Problem description — Pull out each line of the records holding the string "title".

[Raw records]
"""
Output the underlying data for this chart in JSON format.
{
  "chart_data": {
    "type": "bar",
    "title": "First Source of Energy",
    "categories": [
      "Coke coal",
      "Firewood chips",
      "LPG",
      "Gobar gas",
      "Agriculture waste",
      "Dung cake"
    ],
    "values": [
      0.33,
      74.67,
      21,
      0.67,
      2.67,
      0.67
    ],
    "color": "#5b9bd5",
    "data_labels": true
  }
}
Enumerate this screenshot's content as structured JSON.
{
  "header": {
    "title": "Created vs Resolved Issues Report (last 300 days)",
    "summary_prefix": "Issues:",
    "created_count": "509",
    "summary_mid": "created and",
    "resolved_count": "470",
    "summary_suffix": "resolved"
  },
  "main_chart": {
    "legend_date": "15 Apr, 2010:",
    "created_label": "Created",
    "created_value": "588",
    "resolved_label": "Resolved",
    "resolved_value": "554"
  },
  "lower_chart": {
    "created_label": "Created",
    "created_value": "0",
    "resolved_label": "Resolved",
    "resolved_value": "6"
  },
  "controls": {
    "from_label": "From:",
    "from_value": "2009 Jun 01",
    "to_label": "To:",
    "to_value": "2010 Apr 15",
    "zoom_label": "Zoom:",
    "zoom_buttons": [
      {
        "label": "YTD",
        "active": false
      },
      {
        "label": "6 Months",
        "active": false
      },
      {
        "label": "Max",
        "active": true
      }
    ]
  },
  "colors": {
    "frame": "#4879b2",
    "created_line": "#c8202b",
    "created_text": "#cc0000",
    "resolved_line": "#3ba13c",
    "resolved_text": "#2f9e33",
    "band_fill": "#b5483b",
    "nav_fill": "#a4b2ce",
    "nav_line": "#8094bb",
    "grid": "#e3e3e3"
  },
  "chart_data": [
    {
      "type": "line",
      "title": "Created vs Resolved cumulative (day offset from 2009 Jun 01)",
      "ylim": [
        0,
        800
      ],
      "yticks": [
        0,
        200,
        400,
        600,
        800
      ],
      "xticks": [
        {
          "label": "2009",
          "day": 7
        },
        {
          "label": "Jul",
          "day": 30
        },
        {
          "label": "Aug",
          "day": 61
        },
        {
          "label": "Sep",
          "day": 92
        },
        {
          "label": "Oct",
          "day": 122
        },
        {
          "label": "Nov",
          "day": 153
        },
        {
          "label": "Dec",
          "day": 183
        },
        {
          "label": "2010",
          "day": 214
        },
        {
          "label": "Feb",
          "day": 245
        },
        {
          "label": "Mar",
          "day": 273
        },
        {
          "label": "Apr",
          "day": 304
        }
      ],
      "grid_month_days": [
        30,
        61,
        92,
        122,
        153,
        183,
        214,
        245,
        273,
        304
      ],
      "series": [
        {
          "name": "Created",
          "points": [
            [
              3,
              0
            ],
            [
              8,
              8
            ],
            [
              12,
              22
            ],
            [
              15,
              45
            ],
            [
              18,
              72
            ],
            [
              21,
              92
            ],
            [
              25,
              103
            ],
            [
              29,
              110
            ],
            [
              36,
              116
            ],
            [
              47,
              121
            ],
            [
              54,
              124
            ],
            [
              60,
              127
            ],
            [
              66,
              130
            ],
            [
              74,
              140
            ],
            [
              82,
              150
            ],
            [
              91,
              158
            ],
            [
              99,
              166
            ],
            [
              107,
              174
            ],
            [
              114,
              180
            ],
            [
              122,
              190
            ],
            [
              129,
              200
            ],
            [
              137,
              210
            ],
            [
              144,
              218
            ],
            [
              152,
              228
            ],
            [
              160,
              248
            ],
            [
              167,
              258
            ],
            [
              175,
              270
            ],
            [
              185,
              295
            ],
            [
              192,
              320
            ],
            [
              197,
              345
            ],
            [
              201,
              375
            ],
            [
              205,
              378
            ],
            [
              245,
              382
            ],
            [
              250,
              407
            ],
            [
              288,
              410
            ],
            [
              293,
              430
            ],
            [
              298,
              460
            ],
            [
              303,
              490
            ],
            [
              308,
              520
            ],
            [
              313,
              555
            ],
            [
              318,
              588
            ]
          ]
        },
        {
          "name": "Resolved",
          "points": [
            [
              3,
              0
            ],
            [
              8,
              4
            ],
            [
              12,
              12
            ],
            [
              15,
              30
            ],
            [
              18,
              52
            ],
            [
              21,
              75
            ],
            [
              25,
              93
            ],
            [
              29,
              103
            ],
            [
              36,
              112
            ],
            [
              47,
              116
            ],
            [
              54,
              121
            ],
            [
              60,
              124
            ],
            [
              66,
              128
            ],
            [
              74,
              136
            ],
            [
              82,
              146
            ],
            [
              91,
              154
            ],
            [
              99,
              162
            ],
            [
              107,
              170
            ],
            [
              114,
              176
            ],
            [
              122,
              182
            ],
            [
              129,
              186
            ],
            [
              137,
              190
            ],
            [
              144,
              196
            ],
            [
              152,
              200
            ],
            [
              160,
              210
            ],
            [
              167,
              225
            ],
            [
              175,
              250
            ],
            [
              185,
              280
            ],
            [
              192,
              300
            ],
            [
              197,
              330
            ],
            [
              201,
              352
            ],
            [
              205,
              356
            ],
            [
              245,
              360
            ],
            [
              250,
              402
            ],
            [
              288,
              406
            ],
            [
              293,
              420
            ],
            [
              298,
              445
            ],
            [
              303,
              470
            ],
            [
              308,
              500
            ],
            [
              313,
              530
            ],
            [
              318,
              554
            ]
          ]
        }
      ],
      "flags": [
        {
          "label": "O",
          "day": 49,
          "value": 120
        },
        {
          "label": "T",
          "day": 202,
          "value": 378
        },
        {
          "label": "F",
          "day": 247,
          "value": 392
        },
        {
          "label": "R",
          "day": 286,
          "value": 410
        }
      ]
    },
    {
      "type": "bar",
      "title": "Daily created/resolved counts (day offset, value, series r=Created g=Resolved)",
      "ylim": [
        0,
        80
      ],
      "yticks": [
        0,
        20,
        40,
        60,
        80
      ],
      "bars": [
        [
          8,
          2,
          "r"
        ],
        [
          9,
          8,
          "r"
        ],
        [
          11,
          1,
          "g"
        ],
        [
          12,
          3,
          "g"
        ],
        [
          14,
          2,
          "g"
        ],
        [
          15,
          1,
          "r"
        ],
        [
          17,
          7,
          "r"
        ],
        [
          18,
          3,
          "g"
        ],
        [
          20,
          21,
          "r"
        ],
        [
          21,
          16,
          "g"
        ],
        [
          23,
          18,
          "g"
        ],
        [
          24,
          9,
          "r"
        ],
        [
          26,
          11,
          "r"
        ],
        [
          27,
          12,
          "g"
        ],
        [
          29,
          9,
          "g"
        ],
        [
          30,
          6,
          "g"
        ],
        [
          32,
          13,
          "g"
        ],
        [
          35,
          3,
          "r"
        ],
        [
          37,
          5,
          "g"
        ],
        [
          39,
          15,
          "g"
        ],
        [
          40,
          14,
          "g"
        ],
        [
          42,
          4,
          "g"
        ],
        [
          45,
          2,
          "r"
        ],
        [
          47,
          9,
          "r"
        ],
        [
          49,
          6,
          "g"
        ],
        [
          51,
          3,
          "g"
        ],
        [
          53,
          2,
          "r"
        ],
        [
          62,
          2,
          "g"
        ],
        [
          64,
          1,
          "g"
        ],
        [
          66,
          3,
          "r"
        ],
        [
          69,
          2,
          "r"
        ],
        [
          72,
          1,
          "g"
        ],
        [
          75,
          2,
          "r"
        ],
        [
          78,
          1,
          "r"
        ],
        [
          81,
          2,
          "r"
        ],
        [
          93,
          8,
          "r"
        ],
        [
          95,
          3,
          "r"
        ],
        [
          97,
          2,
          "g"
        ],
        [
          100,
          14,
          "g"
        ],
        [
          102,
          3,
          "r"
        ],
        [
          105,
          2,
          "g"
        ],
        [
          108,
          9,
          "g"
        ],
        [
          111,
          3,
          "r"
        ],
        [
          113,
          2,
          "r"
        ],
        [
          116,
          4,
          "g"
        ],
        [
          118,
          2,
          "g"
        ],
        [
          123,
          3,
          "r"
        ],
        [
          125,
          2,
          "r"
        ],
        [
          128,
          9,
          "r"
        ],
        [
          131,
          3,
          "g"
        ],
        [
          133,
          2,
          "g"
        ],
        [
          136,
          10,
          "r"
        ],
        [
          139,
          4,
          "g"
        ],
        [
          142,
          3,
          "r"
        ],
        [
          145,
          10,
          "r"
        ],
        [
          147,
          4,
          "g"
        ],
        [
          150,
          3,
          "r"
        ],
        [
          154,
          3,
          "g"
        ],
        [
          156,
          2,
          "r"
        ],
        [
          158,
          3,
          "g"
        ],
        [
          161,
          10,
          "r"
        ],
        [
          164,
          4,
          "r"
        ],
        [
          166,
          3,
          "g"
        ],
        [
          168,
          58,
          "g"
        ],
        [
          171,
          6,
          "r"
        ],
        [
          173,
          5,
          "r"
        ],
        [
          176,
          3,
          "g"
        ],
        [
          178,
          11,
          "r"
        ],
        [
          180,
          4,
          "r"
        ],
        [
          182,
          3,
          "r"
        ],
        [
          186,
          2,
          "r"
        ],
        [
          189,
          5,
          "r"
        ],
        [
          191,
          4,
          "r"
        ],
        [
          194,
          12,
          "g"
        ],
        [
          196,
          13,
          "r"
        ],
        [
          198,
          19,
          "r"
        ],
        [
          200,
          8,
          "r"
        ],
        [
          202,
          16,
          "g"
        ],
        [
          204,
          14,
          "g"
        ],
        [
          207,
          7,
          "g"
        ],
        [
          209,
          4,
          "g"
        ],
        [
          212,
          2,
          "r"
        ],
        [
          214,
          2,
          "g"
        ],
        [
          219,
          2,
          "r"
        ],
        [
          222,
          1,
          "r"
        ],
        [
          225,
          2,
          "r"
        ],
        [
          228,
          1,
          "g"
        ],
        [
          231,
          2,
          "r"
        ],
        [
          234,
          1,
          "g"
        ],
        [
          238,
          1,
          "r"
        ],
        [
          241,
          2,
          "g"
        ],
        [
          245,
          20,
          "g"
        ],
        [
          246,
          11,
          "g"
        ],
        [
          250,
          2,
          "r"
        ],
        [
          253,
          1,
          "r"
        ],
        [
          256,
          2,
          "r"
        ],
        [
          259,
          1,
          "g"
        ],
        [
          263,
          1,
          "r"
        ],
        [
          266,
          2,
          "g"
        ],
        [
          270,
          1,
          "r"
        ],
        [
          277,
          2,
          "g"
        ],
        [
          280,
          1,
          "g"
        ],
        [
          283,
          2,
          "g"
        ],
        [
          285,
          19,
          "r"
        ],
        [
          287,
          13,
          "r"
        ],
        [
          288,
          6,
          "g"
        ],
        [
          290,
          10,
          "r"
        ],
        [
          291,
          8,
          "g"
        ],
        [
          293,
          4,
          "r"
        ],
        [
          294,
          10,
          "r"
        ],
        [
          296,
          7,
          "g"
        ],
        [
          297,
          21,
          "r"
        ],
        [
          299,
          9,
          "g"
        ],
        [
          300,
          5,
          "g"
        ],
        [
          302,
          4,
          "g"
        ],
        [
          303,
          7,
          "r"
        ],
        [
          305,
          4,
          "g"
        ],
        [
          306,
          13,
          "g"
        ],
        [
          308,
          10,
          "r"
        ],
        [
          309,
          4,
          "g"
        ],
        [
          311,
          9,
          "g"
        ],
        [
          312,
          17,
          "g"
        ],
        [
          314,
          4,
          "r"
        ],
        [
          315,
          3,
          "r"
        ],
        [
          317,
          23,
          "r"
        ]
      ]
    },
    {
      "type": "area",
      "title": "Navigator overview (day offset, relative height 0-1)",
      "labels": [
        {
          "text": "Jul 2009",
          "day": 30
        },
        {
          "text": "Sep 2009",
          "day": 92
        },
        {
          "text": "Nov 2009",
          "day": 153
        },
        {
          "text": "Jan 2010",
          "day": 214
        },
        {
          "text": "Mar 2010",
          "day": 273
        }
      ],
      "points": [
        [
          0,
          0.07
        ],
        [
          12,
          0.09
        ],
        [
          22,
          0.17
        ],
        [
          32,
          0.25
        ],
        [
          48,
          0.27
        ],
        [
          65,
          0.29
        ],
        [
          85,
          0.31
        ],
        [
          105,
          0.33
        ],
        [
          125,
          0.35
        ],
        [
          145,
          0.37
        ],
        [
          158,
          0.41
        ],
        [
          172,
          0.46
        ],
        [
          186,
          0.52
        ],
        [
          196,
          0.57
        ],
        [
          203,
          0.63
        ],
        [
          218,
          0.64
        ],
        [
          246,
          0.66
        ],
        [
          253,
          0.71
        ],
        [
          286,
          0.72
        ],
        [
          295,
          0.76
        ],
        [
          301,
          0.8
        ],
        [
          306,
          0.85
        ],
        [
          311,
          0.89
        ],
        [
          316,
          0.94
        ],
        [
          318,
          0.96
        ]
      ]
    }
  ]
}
"""
Problem solution —
    "title": "First Source of Energy",
    "title": "Created vs Resolved Issues Report (last 300 days)",
      "title": "Created vs Resolved cumulative (day offset from 2009 Jun 01)",
      "title": "Daily created/resolved counts (day offset, value, series r=Created g=Resolved)",
      "title": "Navigator overview (day offset, relative height 0-1)",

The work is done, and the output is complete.